● STATED PROBLEM: Make an exact copy of all the material below, apart from the pictures.

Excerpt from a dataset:
┌────────

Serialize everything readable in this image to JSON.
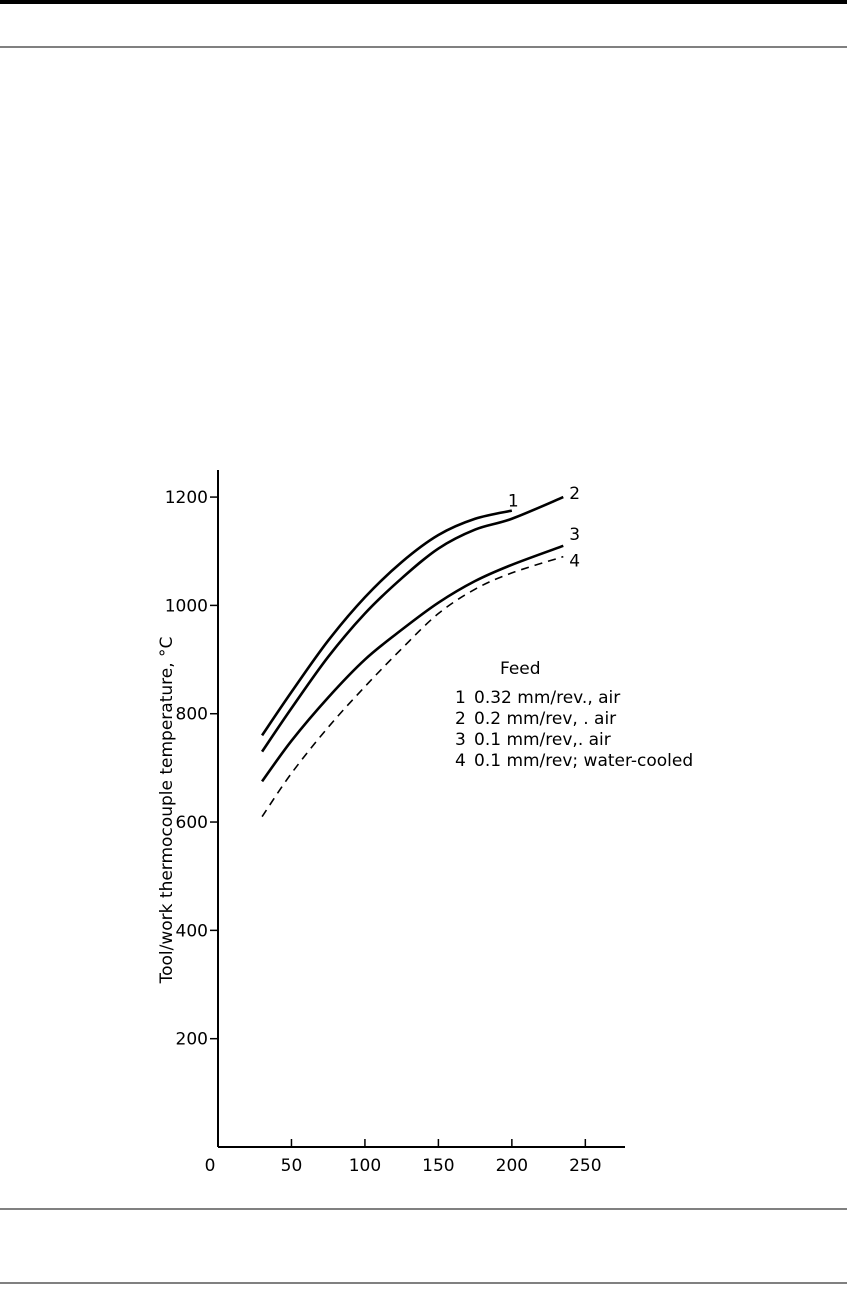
{
  "chart_data": {
    "type": "line",
    "y_label": "Tool/work thermocouple temperature, °C",
    "legend_title": "Feed",
    "xlim": [
      0,
      277
    ],
    "ylim": [
      0,
      1250
    ],
    "xticks": [
      0,
      50,
      100,
      150,
      200,
      250
    ],
    "yticks": [
      200,
      400,
      600,
      800,
      1000,
      1200
    ],
    "series": [
      {
        "name": "1",
        "description": "0.32 mm/rev., air",
        "color": "#000000",
        "dashed": false,
        "x": [
          30,
          50,
          75,
          100,
          125,
          150,
          175,
          200
        ],
        "values": [
          760,
          840,
          935,
          1015,
          1080,
          1130,
          1160,
          1175
        ]
      },
      {
        "name": "2",
        "description": "0.2 mm/rev, . air",
        "color": "#000000",
        "dashed": false,
        "x": [
          30,
          50,
          75,
          100,
          125,
          150,
          175,
          200,
          235
        ],
        "values": [
          730,
          810,
          905,
          985,
          1050,
          1105,
          1140,
          1160,
          1200
        ]
      },
      {
        "name": "3",
        "description": "0.1 mm/rev,. air",
        "color": "#000000",
        "dashed": false,
        "x": [
          30,
          50,
          75,
          100,
          125,
          150,
          175,
          200,
          235
        ],
        "values": [
          675,
          750,
          830,
          900,
          955,
          1005,
          1045,
          1075,
          1110
        ]
      },
      {
        "name": "4",
        "description": "0.1 mm/rev; water-cooled",
        "color": "#000000",
        "dashed": true,
        "x": [
          30,
          50,
          75,
          100,
          125,
          150,
          175,
          200,
          235
        ],
        "values": [
          610,
          690,
          775,
          850,
          920,
          985,
          1030,
          1060,
          1090
        ]
      }
    ]
  }
}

└────────

● COMPLETE ANSWER:
Serialize everything readable in this image to JSON.
{
  "chart_data": {
    "type": "line",
    "y_label": "Tool/work thermocouple temperature, °C",
    "legend_title": "Feed",
    "xlim": [
      0,
      277
    ],
    "ylim": [
      0,
      1250
    ],
    "xticks": [
      0,
      50,
      100,
      150,
      200,
      250
    ],
    "yticks": [
      200,
      400,
      600,
      800,
      1000,
      1200
    ],
    "series": [
      {
        "name": "1",
        "description": "0.32 mm/rev., air",
        "color": "#000000",
        "dashed": false,
        "x": [
          30,
          50,
          75,
          100,
          125,
          150,
          175,
          200
        ],
        "values": [
          760,
          840,
          935,
          1015,
          1080,
          1130,
          1160,
          1175
        ]
      },
      {
        "name": "2",
        "description": "0.2 mm/rev, . air",
        "color": "#000000",
        "dashed": false,
        "x": [
          30,
          50,
          75,
          100,
          125,
          150,
          175,
          200,
          235
        ],
        "values": [
          730,
          810,
          905,
          985,
          1050,
          1105,
          1140,
          1160,
          1200
        ]
      },
      {
        "name": "3",
        "description": "0.1 mm/rev,. air",
        "color": "#000000",
        "dashed": false,
        "x": [
          30,
          50,
          75,
          100,
          125,
          150,
          175,
          200,
          235
        ],
        "values": [
          675,
          750,
          830,
          900,
          955,
          1005,
          1045,
          1075,
          1110
        ]
      },
      {
        "name": "4",
        "description": "0.1 mm/rev; water-cooled",
        "color": "#000000",
        "dashed": true,
        "x": [
          30,
          50,
          75,
          100,
          125,
          150,
          175,
          200,
          235
        ],
        "values": [
          610,
          690,
          775,
          850,
          920,
          985,
          1030,
          1060,
          1090
        ]
      }
    ]
  }
}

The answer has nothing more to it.